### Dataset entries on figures
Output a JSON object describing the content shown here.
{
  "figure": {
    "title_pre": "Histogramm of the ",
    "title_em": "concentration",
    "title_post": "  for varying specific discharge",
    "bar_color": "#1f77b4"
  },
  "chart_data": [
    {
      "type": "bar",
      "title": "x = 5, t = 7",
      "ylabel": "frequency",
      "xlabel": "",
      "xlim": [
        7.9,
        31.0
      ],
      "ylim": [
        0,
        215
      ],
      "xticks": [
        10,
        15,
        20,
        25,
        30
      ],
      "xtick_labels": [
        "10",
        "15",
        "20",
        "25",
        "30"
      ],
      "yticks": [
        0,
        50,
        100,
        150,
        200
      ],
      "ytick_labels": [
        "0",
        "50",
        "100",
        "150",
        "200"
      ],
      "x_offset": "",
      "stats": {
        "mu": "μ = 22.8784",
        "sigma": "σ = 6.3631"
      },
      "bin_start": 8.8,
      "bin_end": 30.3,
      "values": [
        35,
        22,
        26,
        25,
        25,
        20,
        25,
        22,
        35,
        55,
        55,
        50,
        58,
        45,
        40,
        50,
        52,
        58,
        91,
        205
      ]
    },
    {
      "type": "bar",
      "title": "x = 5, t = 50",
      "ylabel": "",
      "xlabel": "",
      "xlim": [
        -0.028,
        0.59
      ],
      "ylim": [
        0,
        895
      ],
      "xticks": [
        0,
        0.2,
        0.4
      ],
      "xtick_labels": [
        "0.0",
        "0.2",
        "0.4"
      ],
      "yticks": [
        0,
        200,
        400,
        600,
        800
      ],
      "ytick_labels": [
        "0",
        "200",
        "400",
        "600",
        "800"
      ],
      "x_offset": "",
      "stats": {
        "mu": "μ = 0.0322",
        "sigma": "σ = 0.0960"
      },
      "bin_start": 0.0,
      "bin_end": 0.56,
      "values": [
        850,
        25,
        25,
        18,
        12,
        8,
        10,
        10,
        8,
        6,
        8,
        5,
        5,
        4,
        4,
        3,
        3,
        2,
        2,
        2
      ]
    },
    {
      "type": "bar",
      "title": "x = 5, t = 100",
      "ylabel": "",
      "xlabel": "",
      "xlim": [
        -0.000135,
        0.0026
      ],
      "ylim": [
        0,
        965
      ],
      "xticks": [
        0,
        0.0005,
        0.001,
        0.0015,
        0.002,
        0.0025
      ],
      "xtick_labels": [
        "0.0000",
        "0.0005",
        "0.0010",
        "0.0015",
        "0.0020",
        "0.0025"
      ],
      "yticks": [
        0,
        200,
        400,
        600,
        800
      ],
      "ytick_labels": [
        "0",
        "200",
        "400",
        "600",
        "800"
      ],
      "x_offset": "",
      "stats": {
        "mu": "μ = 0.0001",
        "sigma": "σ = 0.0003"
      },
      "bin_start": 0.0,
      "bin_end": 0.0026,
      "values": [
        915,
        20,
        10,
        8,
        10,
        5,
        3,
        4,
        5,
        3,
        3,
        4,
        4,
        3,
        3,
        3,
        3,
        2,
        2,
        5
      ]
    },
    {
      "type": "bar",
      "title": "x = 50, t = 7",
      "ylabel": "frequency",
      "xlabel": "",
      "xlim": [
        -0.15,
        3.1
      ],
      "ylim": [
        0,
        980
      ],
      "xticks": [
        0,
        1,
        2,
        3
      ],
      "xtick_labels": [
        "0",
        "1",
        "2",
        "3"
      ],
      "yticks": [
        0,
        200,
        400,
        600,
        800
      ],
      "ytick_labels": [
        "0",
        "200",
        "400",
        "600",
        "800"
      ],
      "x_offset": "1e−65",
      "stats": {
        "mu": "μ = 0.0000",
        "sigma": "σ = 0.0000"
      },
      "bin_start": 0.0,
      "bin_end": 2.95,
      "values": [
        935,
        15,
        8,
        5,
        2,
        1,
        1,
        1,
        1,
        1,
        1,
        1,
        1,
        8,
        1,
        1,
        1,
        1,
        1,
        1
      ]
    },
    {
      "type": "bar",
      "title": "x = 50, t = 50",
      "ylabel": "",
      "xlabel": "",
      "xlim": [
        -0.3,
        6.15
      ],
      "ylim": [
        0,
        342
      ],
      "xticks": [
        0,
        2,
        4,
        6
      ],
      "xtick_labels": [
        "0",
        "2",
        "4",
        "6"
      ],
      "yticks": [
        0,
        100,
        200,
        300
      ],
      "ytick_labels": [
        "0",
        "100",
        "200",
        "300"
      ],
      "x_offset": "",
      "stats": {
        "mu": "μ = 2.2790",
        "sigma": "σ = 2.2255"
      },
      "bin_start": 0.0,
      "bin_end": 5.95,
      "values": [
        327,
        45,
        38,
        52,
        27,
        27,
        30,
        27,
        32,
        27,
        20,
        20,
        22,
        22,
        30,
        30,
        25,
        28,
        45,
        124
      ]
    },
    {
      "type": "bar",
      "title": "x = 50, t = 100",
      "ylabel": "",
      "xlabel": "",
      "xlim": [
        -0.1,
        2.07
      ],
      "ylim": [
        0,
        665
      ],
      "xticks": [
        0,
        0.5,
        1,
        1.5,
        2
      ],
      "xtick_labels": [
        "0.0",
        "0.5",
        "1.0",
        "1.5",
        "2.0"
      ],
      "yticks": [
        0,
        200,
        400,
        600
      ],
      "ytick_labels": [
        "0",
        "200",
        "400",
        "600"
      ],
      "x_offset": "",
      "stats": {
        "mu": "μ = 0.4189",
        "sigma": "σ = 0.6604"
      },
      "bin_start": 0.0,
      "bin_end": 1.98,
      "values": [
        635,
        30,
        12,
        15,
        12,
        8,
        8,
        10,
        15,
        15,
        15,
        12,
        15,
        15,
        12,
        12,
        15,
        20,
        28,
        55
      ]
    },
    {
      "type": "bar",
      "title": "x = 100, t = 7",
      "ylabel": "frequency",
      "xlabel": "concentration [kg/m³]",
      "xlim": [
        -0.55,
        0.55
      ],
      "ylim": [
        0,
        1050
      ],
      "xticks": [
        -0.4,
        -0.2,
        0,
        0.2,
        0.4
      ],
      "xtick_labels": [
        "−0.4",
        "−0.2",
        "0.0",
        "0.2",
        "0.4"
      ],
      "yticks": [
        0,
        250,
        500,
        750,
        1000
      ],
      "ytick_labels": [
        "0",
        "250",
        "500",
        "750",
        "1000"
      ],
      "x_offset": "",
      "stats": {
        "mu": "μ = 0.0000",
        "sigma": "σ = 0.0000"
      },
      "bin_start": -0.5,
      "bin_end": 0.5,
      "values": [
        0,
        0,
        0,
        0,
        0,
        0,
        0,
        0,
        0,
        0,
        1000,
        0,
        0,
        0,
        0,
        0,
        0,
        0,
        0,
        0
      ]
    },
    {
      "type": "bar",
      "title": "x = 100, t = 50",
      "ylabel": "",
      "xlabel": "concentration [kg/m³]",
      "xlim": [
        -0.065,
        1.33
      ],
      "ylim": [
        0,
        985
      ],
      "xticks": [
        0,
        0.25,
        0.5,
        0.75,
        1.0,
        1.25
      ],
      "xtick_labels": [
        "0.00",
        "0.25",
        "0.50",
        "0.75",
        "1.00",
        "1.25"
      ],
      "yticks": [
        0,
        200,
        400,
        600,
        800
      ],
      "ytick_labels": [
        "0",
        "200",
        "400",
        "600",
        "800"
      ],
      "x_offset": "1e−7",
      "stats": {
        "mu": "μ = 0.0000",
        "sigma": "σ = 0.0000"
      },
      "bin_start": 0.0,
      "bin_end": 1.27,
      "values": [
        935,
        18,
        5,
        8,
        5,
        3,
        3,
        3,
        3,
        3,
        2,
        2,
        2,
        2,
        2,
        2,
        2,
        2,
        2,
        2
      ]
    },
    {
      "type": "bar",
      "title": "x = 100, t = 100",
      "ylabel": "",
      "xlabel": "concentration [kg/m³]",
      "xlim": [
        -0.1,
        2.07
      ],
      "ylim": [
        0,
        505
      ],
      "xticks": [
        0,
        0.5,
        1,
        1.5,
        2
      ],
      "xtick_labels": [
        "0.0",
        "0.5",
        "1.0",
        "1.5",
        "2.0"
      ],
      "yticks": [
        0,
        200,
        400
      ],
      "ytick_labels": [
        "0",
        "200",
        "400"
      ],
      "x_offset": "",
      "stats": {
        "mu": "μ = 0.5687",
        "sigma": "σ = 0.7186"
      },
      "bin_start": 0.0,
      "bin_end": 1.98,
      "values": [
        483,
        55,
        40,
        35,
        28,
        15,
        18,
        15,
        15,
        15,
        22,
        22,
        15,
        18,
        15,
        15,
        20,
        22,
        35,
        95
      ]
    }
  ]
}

### Work required
Using the material above, gather every line that includes "sigma".

### Worked solution
        "sigma": "σ = 6.3631"
        "sigma": "σ = 0.0960"
        "sigma": "σ = 0.0003"
        "sigma": "σ = 0.0000"
        "sigma": "σ = 2.2255"
        "sigma": "σ = 0.6604"
        "sigma": "σ = 0.0000"
        "sigma": "σ = 0.0000"
        "sigma": "σ = 0.7186"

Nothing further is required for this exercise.